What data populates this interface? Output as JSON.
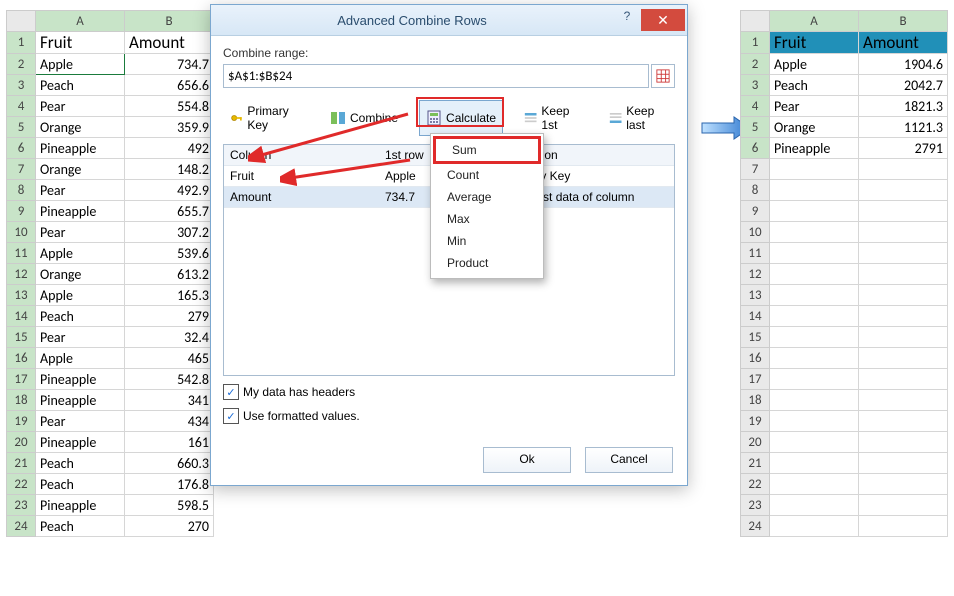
{
  "leftSheet": {
    "headers": {
      "A": "A",
      "B": "B"
    },
    "th": {
      "fruit": "Fruit",
      "amount": "Amount"
    },
    "rows": [
      {
        "n": "2",
        "fruit": "Apple",
        "amt": "734.7"
      },
      {
        "n": "3",
        "fruit": "Peach",
        "amt": "656.6"
      },
      {
        "n": "4",
        "fruit": "Pear",
        "amt": "554.8"
      },
      {
        "n": "5",
        "fruit": "Orange",
        "amt": "359.9"
      },
      {
        "n": "6",
        "fruit": "Pineapple",
        "amt": "492"
      },
      {
        "n": "7",
        "fruit": "Orange",
        "amt": "148.2"
      },
      {
        "n": "8",
        "fruit": "Pear",
        "amt": "492.9"
      },
      {
        "n": "9",
        "fruit": "Pineapple",
        "amt": "655.7"
      },
      {
        "n": "10",
        "fruit": "Pear",
        "amt": "307.2"
      },
      {
        "n": "11",
        "fruit": "Apple",
        "amt": "539.6"
      },
      {
        "n": "12",
        "fruit": "Orange",
        "amt": "613.2"
      },
      {
        "n": "13",
        "fruit": "Apple",
        "amt": "165.3"
      },
      {
        "n": "14",
        "fruit": "Peach",
        "amt": "279"
      },
      {
        "n": "15",
        "fruit": "Pear",
        "amt": "32.4"
      },
      {
        "n": "16",
        "fruit": "Apple",
        "amt": "465"
      },
      {
        "n": "17",
        "fruit": "Pineapple",
        "amt": "542.8"
      },
      {
        "n": "18",
        "fruit": "Pineapple",
        "amt": "341"
      },
      {
        "n": "19",
        "fruit": "Pear",
        "amt": "434"
      },
      {
        "n": "20",
        "fruit": "Pineapple",
        "amt": "161"
      },
      {
        "n": "21",
        "fruit": "Peach",
        "amt": "660.3"
      },
      {
        "n": "22",
        "fruit": "Peach",
        "amt": "176.8"
      },
      {
        "n": "23",
        "fruit": "Pineapple",
        "amt": "598.5"
      },
      {
        "n": "24",
        "fruit": "Peach",
        "amt": "270"
      }
    ]
  },
  "rightSheet": {
    "headers": {
      "A": "A",
      "B": "B"
    },
    "th": {
      "fruit": "Fruit",
      "amount": "Amount"
    },
    "emptyRows": [
      "7",
      "8",
      "9",
      "10",
      "11",
      "12",
      "13",
      "14",
      "15",
      "16",
      "17",
      "18",
      "19",
      "20",
      "21",
      "22",
      "23",
      "24"
    ],
    "rows": [
      {
        "n": "2",
        "fruit": "Apple",
        "amt": "1904.6"
      },
      {
        "n": "3",
        "fruit": "Peach",
        "amt": "2042.7"
      },
      {
        "n": "4",
        "fruit": "Pear",
        "amt": "1821.3"
      },
      {
        "n": "5",
        "fruit": "Orange",
        "amt": "1121.3"
      },
      {
        "n": "6",
        "fruit": "Pineapple",
        "amt": "2791"
      }
    ]
  },
  "dialog": {
    "title": "Advanced Combine Rows",
    "combineRangeLabel": "Combine range:",
    "rangeValue": "$A$1:$B$24",
    "toolbar": {
      "primaryKey": "Primary Key",
      "combine": "Combine",
      "calculate": "Calculate",
      "keep1st": "Keep 1st",
      "keepLast": "Keep last"
    },
    "gridHeaders": {
      "col": "Column",
      "row1": "1st row",
      "op": "Operation"
    },
    "gridRows": [
      {
        "col": "Fruit",
        "row1": "Apple",
        "op": "Primary Key"
      },
      {
        "col": "Amount",
        "row1": "734.7",
        "op": "Keep 1st data of column"
      }
    ],
    "dropdown": {
      "sum": "Sum",
      "count": "Count",
      "average": "Average",
      "max": "Max",
      "min": "Min",
      "product": "Product"
    },
    "chkHeaders": "My data has headers",
    "chkFormatted": "Use formatted values.",
    "ok": "Ok",
    "cancel": "Cancel",
    "help": "?",
    "close": "✕"
  }
}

------

The request = Report the number of lines in the entries above that include the string "data". Give nothing but the number.

Problem solution = 3